> _What to do_:
Leave out the pictures and reproduce all of the data exactly.

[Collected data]
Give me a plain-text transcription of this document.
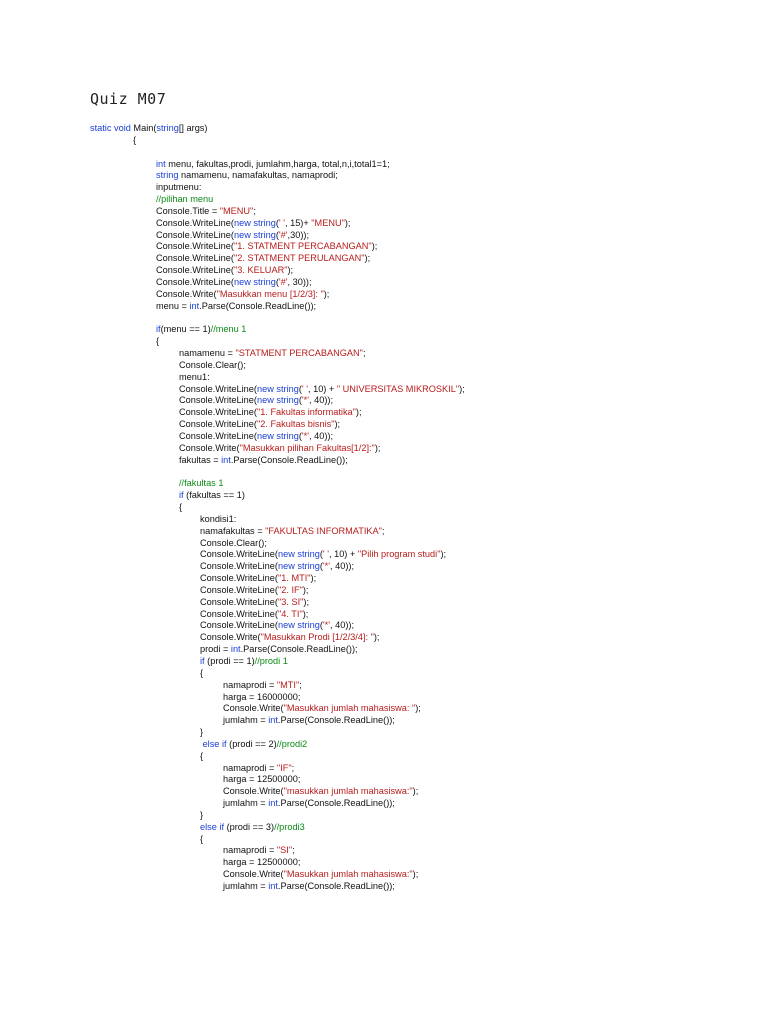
Quiz M07
static void Main(string[] args)
{
int menu, fakultas,prodi, jumlahm,harga, total,n,i,total1=1;
string namamenu, namafakultas, namaprodi;
inputmenu:
//pilihan menu
Console.Title = "MENU";
Console.WriteLine(new string(' ', 15)+ "MENU");
Console.WriteLine(new string('#',30));
Console.WriteLine("1. STATMENT PERCABANGAN");
Console.WriteLine("2. STATMENT PERULANGAN");
Console.WriteLine("3. KELUAR");
Console.WriteLine(new string('#', 30));
Console.Write("Masukkan menu [1/2/3]: ");
menu = int.Parse(Console.ReadLine());
if(menu == 1)//menu 1
{
namamenu = "STATMENT PERCABANGAN";
Console.Clear();
menu1:
Console.WriteLine(new string(' ', 10) + " UNIVERSITAS MIKROSKIL");
Console.WriteLine(new string('*', 40));
Console.WriteLine("1. Fakultas informatika");
Console.WriteLine("2. Fakultas bisnis");
Console.WriteLine(new string('*', 40));
Console.Write("Masukkan pilihan Fakultas[1/2]:");
fakultas = int.Parse(Console.ReadLine());
//fakultas 1
if (fakultas == 1)
{
kondisi1:
namafakultas = "FAKULTAS INFORMATIKA";
Console.Clear();
Console.WriteLine(new string(' ', 10) + "Pilih program studi");
Console.WriteLine(new string('*', 40));
Console.WriteLine("1. MTI");
Console.WriteLine("2. IF");
Console.WriteLine("3. SI");
Console.WriteLine("4. TI");
Console.WriteLine(new string('*', 40));
Console.Write("Masukkan Prodi [1/2/3/4]: ");
prodi = int.Parse(Console.ReadLine());
if (prodi == 1)//prodi 1
{
namaprodi = "MTI";
harga = 16000000;
Console.Write("Masukkan jumlah mahasiswa: ");
jumlahm = int.Parse(Console.ReadLine());
}
else if (prodi == 2)//prodi2
{
namaprodi = "IF";
harga = 12500000;
Console.Write("masukkan jumlah mahasiswa:");
jumlahm = int.Parse(Console.ReadLine());
}
else if (prodi == 3)//prodi3
{
namaprodi = "SI";
harga = 12500000;
Console.Write("Masukkan jumlah mahasiswa:");
jumlahm = int.Parse(Console.ReadLine());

> _Completed exercise_:
Give me a plain-text transcription of this document.
Quiz M07
static void Main(string[] args)
{
int menu, fakultas,prodi, jumlahm,harga, total,n,i,total1=1;
string namamenu, namafakultas, namaprodi;
inputmenu:
//pilihan menu
Console.Title = "MENU";
Console.WriteLine(new string(' ', 15)+ "MENU");
Console.WriteLine(new string('#',30));
Console.WriteLine("1. STATMENT PERCABANGAN");
Console.WriteLine("2. STATMENT PERULANGAN");
Console.WriteLine("3. KELUAR");
Console.WriteLine(new string('#', 30));
Console.Write("Masukkan menu [1/2/3]: ");
menu = int.Parse(Console.ReadLine());
if(menu == 1)//menu 1
{
namamenu = "STATMENT PERCABANGAN";
Console.Clear();
menu1:
Console.WriteLine(new string(' ', 10) + " UNIVERSITAS MIKROSKIL");
Console.WriteLine(new string('*', 40));
Console.WriteLine("1. Fakultas informatika");
Console.WriteLine("2. Fakultas bisnis");
Console.WriteLine(new string('*', 40));
Console.Write("Masukkan pilihan Fakultas[1/2]:");
fakultas = int.Parse(Console.ReadLine());
//fakultas 1
if (fakultas == 1)
{
kondisi1:
namafakultas = "FAKULTAS INFORMATIKA";
Console.Clear();
Console.WriteLine(new string(' ', 10) + "Pilih program studi");
Console.WriteLine(new string('*', 40));
Console.WriteLine("1. MTI");
Console.WriteLine("2. IF");
Console.WriteLine("3. SI");
Console.WriteLine("4. TI");
Console.WriteLine(new string('*', 40));
Console.Write("Masukkan Prodi [1/2/3/4]: ");
prodi = int.Parse(Console.ReadLine());
if (prodi == 1)//prodi 1
{
namaprodi = "MTI";
harga = 16000000;
Console.Write("Masukkan jumlah mahasiswa: ");
jumlahm = int.Parse(Console.ReadLine());
}
else if (prodi == 2)//prodi2
{
namaprodi = "IF";
harga = 12500000;
Console.Write("masukkan jumlah mahasiswa:");
jumlahm = int.Parse(Console.ReadLine());
}
else if (prodi == 3)//prodi3
{
namaprodi = "SI";
harga = 12500000;
Console.Write("Masukkan jumlah mahasiswa:");
jumlahm = int.Parse(Console.ReadLine());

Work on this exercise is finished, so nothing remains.